> Set problem: Repeat the whole listing below, word for word.

(Collected data)

________________________________________

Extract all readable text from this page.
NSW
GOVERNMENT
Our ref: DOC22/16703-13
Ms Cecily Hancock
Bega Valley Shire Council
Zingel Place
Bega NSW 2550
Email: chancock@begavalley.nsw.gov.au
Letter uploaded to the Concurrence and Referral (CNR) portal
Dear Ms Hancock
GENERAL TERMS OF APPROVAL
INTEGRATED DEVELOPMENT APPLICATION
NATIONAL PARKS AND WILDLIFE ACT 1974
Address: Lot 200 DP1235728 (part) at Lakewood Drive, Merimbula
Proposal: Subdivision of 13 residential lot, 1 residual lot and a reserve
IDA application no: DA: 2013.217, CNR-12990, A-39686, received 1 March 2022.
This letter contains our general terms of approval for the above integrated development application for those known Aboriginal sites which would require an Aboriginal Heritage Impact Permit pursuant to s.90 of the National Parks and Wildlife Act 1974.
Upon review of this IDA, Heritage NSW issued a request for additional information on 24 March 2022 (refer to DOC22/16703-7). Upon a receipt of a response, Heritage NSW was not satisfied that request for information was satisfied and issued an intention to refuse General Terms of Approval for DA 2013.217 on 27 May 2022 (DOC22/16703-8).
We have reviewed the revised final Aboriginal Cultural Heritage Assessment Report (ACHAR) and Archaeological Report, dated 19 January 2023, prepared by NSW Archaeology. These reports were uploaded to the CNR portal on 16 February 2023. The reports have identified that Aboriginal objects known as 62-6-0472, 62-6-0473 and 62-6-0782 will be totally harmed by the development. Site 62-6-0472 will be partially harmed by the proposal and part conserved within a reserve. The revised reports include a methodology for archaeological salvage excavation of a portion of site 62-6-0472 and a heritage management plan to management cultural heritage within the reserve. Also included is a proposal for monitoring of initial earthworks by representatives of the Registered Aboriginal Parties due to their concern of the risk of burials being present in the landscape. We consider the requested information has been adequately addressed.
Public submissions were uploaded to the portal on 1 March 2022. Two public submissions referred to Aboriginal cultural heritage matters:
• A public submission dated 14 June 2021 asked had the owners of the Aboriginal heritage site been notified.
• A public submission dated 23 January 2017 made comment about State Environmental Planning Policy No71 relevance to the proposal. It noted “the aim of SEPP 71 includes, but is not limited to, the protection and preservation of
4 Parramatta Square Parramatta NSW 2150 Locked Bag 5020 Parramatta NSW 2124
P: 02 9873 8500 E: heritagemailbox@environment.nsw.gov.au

________________________________________

> In response:
Extract all readable text from this page.
NSW
GOVERNMENT
Our ref: DOC22/16703-13
Ms Cecily Hancock
Bega Valley Shire Council
Zingel Place
Bega NSW 2550
Email: chancock@begavalley.nsw.gov.au
Letter uploaded to the Concurrence and Referral (CNR) portal
Dear Ms Hancock
GENERAL TERMS OF APPROVAL
INTEGRATED DEVELOPMENT APPLICATION
NATIONAL PARKS AND WILDLIFE ACT 1974
Address: Lot 200 DP1235728 (part) at Lakewood Drive, Merimbula
Proposal: Subdivision of 13 residential lot, 1 residual lot and a reserve
IDA application no: DA: 2013.217, CNR-12990, A-39686, received 1 March 2022.
This letter contains our general terms of approval for the above integrated development application for those known Aboriginal sites which would require an Aboriginal Heritage Impact Permit pursuant to s.90 of the National Parks and Wildlife Act 1974.
Upon review of this IDA, Heritage NSW issued a request for additional information on 24 March 2022 (refer to DOC22/16703-7). Upon a receipt of a response, Heritage NSW was not satisfied that request for information was satisfied and issued an intention to refuse General Terms of Approval for DA 2013.217 on 27 May 2022 (DOC22/16703-8).
We have reviewed the revised final Aboriginal Cultural Heritage Assessment Report (ACHAR) and Archaeological Report, dated 19 January 2023, prepared by NSW Archaeology. These reports were uploaded to the CNR portal on 16 February 2023. The reports have identified that Aboriginal objects known as 62-6-0472, 62-6-0473 and 62-6-0782 will be totally harmed by the development. Site 62-6-0472 will be partially harmed by the proposal and part conserved within a reserve. The revised reports include a methodology for archaeological salvage excavation of a portion of site 62-6-0472 and a heritage management plan to management cultural heritage within the reserve. Also included is a proposal for monitoring of initial earthworks by representatives of the Registered Aboriginal Parties due to their concern of the risk of burials being present in the landscape. We consider the requested information has been adequately addressed.
Public submissions were uploaded to the portal on 1 March 2022. Two public submissions referred to Aboriginal cultural heritage matters:
• A public submission dated 14 June 2021 asked had the owners of the Aboriginal heritage site been notified.
• A public submission dated 23 January 2017 made comment about State Environmental Planning Policy No71 relevance to the proposal. It noted “the aim of SEPP 71 includes, but is not limited to, the protection and preservation of
4 Parramatta Square Parramatta NSW 2150 Locked Bag 5020 Parramatta NSW 2124
P: 02 9873 8500 E: heritagemailbox@environment.nsw.gov.au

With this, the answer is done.